Short problem
Search the material for the word "title" and copy each line that holds it.

─── Records

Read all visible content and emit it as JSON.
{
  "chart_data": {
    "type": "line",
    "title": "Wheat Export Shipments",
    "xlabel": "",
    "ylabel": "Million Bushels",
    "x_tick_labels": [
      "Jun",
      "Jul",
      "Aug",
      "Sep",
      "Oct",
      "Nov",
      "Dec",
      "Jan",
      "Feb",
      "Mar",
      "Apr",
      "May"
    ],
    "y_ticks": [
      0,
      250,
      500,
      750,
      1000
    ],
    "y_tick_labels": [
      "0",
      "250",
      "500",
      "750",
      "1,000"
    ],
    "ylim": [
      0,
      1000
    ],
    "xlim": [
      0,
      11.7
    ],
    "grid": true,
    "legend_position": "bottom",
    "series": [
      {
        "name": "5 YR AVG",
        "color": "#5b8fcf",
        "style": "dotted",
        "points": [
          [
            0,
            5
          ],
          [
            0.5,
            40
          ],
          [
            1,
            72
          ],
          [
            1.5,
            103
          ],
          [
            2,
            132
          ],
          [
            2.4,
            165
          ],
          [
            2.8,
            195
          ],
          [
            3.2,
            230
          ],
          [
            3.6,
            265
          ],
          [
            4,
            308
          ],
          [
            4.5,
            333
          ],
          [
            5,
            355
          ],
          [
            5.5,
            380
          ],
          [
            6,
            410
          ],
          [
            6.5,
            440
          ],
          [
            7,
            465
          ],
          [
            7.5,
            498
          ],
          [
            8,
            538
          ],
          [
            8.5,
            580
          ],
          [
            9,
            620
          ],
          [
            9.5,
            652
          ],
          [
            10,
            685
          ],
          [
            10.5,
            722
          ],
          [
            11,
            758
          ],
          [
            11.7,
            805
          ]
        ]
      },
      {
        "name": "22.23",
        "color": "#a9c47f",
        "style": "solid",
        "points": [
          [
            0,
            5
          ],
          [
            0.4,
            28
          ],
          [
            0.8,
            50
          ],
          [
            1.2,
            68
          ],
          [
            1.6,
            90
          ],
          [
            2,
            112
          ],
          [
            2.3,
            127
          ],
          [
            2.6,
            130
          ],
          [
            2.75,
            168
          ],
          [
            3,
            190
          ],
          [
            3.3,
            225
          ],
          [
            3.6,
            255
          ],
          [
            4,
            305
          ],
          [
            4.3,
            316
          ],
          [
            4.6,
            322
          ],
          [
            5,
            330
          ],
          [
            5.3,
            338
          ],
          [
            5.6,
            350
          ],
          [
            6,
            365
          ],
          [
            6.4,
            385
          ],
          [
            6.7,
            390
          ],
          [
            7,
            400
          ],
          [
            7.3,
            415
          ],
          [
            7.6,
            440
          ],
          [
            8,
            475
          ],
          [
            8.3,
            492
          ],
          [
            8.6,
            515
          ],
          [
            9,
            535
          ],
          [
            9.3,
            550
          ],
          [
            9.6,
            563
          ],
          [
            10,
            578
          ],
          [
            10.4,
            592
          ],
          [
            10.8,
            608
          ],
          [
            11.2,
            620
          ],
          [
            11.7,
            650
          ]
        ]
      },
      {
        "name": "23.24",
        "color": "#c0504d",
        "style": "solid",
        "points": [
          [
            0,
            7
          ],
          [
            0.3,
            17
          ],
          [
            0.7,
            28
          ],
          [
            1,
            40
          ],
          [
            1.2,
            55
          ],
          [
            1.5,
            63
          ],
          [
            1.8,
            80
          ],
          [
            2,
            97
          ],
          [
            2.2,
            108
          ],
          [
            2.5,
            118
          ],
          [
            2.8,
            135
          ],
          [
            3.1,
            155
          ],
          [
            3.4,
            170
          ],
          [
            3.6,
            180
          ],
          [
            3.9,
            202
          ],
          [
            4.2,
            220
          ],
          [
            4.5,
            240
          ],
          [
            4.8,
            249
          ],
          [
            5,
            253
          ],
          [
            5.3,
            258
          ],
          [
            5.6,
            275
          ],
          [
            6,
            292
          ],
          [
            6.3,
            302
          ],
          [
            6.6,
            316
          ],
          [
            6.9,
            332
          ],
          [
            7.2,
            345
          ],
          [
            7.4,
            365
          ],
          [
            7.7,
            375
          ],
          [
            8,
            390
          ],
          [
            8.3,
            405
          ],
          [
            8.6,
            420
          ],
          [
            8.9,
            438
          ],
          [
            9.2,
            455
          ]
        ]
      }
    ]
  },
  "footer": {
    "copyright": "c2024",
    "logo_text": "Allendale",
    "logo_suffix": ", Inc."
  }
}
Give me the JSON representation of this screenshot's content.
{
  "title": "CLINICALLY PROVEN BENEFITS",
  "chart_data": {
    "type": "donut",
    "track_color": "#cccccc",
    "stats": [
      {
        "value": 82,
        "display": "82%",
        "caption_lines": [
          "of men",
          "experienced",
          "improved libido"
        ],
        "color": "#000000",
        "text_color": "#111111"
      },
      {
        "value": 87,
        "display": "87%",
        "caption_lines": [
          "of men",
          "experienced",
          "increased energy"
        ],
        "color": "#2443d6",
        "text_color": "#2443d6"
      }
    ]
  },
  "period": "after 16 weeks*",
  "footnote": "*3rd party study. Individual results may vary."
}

──────

Problem solution
    "title": "Wheat Export Shipments",
  "title": "CLINICALLY PROVEN BENEFITS",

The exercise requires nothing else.